---------- DATASET RECORDS ----------

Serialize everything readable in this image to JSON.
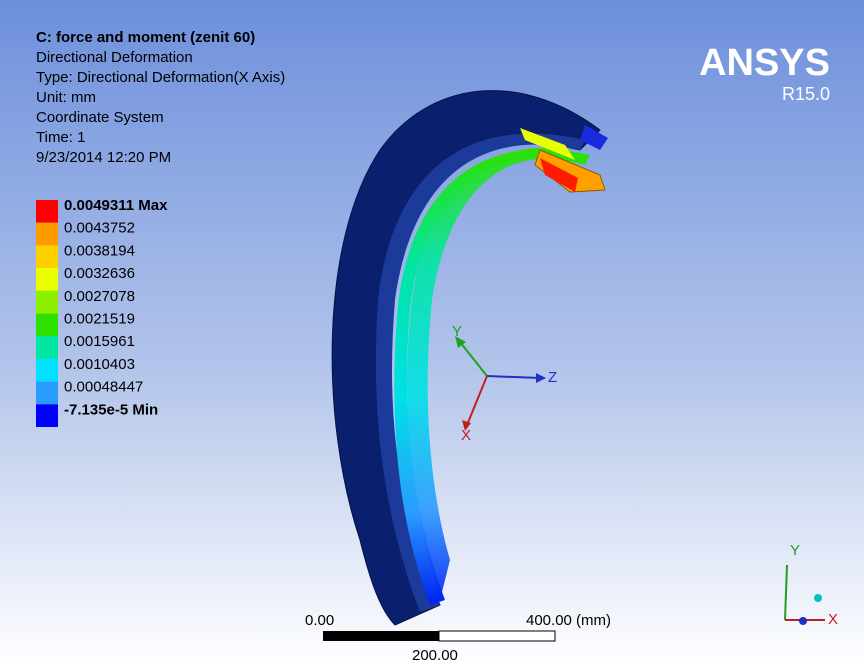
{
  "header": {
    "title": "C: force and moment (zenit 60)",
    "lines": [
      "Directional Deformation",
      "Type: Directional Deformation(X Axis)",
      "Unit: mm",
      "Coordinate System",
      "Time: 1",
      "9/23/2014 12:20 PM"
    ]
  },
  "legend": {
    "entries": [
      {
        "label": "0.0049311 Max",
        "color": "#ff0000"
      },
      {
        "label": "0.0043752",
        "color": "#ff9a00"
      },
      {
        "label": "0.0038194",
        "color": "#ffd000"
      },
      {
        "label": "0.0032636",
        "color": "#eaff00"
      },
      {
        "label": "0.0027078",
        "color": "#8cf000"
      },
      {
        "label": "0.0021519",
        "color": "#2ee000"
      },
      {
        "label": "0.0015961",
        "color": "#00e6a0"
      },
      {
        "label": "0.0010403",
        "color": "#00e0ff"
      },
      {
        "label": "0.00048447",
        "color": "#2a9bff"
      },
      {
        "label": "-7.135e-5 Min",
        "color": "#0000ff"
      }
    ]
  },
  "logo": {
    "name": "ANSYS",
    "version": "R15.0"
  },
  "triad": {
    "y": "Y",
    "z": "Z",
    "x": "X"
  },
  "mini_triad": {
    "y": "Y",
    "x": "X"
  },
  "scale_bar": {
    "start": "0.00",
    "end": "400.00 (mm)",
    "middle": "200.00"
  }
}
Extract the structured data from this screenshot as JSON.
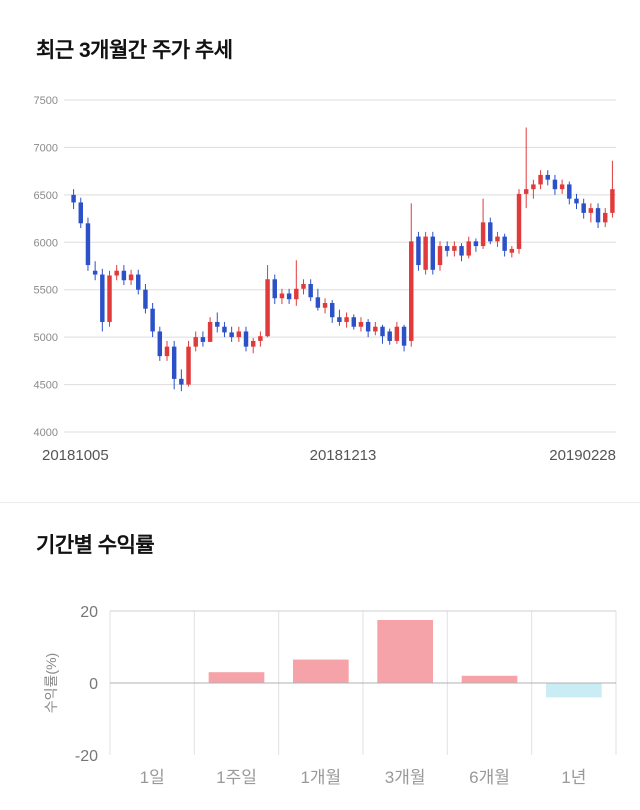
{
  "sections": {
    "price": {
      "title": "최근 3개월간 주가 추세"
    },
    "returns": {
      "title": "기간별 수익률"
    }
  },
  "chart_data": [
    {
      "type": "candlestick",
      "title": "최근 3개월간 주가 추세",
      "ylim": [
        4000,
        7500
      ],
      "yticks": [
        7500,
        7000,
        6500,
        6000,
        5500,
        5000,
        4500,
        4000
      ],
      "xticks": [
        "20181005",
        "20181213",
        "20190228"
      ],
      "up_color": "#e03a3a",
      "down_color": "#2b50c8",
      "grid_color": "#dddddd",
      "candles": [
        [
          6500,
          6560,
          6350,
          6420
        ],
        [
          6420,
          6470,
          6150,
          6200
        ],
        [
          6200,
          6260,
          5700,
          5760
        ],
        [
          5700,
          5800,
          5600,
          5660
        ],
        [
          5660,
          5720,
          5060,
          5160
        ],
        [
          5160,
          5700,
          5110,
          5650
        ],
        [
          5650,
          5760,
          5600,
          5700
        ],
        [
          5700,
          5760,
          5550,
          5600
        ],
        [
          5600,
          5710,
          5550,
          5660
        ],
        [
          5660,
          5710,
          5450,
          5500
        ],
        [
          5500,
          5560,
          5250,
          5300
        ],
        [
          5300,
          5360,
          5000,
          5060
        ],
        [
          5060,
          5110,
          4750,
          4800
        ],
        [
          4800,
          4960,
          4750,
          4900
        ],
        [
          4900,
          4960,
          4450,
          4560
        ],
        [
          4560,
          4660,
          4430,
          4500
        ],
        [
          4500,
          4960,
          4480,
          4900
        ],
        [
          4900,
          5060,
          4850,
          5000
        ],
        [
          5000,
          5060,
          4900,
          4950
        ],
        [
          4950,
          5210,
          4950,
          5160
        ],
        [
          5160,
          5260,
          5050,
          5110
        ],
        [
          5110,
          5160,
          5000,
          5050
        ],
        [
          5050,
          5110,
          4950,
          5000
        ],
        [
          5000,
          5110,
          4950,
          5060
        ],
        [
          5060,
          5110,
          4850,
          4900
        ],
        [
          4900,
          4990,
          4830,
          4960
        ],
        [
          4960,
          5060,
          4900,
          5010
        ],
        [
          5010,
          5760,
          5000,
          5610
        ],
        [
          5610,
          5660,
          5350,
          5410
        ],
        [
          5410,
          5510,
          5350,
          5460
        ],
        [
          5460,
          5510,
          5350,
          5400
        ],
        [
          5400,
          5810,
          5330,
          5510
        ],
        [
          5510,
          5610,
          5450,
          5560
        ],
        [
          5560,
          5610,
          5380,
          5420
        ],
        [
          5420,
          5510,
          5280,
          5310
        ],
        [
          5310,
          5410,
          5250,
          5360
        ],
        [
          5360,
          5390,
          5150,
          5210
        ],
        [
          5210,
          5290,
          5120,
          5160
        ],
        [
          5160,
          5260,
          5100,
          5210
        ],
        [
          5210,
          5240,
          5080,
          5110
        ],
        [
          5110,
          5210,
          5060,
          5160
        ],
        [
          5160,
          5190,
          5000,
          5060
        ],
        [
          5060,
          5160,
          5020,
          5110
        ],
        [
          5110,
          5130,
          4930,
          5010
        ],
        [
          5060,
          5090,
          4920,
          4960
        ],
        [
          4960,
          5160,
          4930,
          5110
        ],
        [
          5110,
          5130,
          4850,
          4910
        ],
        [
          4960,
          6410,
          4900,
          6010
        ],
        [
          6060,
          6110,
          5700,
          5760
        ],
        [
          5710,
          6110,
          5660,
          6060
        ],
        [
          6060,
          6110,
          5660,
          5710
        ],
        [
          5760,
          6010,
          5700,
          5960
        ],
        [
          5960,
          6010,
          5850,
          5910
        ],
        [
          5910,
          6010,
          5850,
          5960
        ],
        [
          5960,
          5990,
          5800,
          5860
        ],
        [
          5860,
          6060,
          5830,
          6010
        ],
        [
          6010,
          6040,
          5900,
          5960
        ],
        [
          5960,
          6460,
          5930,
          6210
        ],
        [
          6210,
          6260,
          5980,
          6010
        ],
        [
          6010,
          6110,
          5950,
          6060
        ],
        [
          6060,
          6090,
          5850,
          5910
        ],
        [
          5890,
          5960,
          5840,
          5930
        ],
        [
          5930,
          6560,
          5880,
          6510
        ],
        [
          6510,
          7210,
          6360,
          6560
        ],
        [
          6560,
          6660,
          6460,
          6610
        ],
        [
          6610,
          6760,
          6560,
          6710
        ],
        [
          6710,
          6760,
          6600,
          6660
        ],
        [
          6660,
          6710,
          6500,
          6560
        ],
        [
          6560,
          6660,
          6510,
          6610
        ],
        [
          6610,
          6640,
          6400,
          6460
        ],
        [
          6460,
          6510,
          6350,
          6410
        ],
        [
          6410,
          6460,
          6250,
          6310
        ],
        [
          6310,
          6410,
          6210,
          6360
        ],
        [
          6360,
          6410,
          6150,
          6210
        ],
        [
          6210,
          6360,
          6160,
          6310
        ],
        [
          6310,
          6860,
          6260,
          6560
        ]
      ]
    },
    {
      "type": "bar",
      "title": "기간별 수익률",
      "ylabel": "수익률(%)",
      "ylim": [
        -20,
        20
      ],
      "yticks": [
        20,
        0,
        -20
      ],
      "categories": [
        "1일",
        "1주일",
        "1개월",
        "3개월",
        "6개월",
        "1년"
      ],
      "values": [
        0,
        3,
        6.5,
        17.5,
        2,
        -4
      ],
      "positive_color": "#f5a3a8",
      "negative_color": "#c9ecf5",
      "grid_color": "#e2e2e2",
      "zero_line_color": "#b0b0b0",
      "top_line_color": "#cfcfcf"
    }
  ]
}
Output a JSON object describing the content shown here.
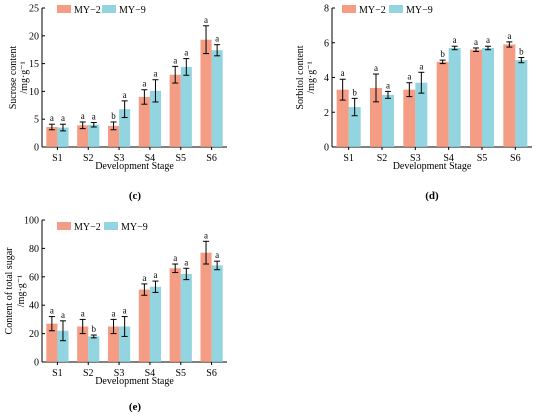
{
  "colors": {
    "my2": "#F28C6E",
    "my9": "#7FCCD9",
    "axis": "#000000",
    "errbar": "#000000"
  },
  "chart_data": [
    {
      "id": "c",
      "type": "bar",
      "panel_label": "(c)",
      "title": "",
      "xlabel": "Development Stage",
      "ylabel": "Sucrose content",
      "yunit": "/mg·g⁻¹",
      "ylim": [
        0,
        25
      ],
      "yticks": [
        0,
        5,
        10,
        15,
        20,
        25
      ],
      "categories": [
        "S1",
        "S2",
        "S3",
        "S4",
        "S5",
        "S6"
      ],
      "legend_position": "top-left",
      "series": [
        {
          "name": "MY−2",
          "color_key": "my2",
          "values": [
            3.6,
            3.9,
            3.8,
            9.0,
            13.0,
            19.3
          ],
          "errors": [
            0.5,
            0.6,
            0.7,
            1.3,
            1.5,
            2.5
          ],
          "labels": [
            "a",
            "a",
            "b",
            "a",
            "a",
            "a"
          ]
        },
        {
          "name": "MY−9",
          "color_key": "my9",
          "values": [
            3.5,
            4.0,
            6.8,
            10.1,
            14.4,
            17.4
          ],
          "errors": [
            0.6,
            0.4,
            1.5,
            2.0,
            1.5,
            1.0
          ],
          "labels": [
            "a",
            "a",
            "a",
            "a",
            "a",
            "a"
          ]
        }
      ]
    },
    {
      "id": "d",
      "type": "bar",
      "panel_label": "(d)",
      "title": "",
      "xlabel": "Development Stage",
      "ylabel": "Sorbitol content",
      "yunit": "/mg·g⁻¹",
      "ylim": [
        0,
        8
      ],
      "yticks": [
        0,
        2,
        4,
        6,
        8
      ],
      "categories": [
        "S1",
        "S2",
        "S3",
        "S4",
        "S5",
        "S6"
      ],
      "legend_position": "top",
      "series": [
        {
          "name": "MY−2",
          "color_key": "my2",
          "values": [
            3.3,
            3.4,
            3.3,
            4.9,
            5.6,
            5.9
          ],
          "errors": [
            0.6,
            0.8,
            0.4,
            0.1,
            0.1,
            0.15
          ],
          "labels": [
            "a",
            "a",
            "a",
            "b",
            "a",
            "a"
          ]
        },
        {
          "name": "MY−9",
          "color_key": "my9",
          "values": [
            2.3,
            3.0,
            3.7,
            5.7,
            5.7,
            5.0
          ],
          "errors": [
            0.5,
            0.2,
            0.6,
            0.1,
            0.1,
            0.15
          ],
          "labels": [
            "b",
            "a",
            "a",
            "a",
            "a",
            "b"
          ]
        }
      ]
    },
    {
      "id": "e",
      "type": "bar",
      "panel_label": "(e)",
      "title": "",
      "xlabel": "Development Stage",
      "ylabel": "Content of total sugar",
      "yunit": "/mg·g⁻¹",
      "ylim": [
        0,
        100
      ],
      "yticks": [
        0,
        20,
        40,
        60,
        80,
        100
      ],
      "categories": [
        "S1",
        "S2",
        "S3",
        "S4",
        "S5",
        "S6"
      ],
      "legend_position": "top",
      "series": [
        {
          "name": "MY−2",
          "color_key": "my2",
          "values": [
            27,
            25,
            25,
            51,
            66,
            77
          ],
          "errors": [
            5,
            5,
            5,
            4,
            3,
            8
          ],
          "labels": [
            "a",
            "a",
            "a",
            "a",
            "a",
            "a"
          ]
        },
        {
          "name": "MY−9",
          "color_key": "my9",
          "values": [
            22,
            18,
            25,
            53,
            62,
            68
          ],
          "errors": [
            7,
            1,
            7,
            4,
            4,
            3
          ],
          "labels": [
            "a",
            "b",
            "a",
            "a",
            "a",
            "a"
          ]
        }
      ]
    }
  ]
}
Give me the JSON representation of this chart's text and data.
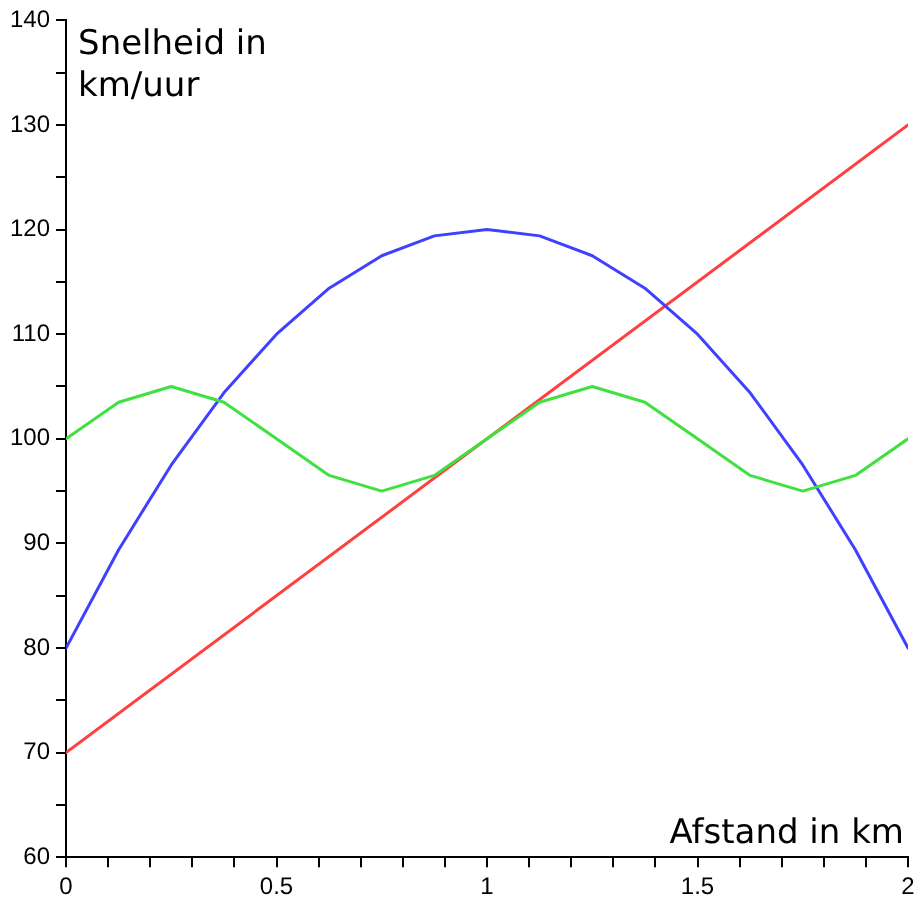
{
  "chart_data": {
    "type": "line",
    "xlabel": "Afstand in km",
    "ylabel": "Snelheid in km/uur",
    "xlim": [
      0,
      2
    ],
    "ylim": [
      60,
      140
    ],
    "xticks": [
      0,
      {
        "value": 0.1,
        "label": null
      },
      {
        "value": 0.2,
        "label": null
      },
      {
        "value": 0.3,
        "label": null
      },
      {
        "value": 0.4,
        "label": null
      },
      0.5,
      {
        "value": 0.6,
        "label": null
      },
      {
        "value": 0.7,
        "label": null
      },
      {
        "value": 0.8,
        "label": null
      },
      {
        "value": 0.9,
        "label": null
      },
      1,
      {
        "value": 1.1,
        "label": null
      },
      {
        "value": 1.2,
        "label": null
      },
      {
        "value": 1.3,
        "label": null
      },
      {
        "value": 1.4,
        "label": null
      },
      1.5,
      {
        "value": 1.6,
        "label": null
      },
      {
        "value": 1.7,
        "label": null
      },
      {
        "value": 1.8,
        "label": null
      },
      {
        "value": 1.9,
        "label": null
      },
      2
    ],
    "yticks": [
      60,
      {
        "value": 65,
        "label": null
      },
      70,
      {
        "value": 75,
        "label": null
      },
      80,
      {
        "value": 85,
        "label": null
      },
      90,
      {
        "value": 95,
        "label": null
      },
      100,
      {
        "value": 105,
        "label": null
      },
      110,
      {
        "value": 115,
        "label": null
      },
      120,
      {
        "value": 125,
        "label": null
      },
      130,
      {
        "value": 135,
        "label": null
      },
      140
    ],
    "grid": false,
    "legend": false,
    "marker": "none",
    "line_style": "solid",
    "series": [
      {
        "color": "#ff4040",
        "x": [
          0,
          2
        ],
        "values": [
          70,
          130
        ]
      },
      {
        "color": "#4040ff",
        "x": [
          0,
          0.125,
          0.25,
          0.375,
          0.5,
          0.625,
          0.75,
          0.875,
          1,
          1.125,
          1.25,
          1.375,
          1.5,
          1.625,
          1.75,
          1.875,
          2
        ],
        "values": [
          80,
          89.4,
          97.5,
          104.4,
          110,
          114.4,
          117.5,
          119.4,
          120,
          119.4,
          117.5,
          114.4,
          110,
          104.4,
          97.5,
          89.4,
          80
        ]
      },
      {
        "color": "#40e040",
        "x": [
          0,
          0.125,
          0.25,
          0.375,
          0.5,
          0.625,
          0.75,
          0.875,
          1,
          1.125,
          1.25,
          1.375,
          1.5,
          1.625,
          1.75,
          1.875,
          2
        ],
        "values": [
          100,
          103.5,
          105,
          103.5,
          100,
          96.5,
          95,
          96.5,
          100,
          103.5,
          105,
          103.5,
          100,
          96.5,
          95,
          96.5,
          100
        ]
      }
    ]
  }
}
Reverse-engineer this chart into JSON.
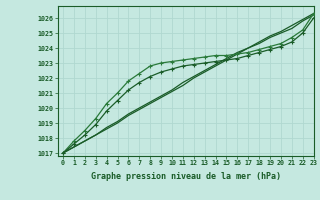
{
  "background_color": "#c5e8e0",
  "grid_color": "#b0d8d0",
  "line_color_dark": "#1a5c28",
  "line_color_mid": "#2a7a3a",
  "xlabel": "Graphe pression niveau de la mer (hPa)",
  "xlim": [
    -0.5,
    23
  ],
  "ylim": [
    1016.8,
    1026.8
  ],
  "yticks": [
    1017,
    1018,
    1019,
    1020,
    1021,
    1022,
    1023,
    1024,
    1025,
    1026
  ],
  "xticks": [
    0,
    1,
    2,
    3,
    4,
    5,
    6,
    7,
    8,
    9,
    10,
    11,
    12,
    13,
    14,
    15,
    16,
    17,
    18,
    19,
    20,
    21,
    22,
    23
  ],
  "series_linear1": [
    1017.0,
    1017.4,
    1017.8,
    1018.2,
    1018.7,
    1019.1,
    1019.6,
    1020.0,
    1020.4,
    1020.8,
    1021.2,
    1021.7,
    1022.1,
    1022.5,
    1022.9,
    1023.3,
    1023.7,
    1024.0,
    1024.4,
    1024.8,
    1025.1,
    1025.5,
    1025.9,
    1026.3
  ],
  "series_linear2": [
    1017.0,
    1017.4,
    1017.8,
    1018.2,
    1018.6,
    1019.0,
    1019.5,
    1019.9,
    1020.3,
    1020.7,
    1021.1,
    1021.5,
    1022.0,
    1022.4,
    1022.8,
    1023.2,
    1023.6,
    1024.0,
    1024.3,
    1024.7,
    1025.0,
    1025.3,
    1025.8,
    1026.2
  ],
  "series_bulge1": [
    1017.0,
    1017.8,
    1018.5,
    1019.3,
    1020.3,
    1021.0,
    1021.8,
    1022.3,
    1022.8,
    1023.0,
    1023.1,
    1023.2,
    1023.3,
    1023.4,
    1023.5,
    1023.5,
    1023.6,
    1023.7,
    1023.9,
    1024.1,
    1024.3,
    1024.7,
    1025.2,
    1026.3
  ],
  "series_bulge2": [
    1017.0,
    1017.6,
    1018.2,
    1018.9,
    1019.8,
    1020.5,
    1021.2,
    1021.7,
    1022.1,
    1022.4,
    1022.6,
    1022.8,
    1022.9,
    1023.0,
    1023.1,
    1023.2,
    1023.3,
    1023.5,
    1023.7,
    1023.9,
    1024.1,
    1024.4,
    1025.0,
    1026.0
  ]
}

----------

_PROBLEM_. Quote verbatim every line starting at the line that contains "Reverse-engineer this chart into JSON." and ending with the last line of the records; omit all pictures.

_ANSWER TO THE TASK_.
Reverse-engineer this chart into JSON.
{
  "background_color": "#c5e8e0",
  "grid_color": "#b0d8d0",
  "line_color_dark": "#1a5c28",
  "line_color_mid": "#2a7a3a",
  "xlabel": "Graphe pression niveau de la mer (hPa)",
  "xlim": [
    -0.5,
    23
  ],
  "ylim": [
    1016.8,
    1026.8
  ],
  "yticks": [
    1017,
    1018,
    1019,
    1020,
    1021,
    1022,
    1023,
    1024,
    1025,
    1026
  ],
  "xticks": [
    0,
    1,
    2,
    3,
    4,
    5,
    6,
    7,
    8,
    9,
    10,
    11,
    12,
    13,
    14,
    15,
    16,
    17,
    18,
    19,
    20,
    21,
    22,
    23
  ],
  "series_linear1": [
    1017.0,
    1017.4,
    1017.8,
    1018.2,
    1018.7,
    1019.1,
    1019.6,
    1020.0,
    1020.4,
    1020.8,
    1021.2,
    1021.7,
    1022.1,
    1022.5,
    1022.9,
    1023.3,
    1023.7,
    1024.0,
    1024.4,
    1024.8,
    1025.1,
    1025.5,
    1025.9,
    1026.3
  ],
  "series_linear2": [
    1017.0,
    1017.4,
    1017.8,
    1018.2,
    1018.6,
    1019.0,
    1019.5,
    1019.9,
    1020.3,
    1020.7,
    1021.1,
    1021.5,
    1022.0,
    1022.4,
    1022.8,
    1023.2,
    1023.6,
    1024.0,
    1024.3,
    1024.7,
    1025.0,
    1025.3,
    1025.8,
    1026.2
  ],
  "series_bulge1": [
    1017.0,
    1017.8,
    1018.5,
    1019.3,
    1020.3,
    1021.0,
    1021.8,
    1022.3,
    1022.8,
    1023.0,
    1023.1,
    1023.2,
    1023.3,
    1023.4,
    1023.5,
    1023.5,
    1023.6,
    1023.7,
    1023.9,
    1024.1,
    1024.3,
    1024.7,
    1025.2,
    1026.3
  ],
  "series_bulge2": [
    1017.0,
    1017.6,
    1018.2,
    1018.9,
    1019.8,
    1020.5,
    1021.2,
    1021.7,
    1022.1,
    1022.4,
    1022.6,
    1022.8,
    1022.9,
    1023.0,
    1023.1,
    1023.2,
    1023.3,
    1023.5,
    1023.7,
    1023.9,
    1024.1,
    1024.4,
    1025.0,
    1026.0
  ]
}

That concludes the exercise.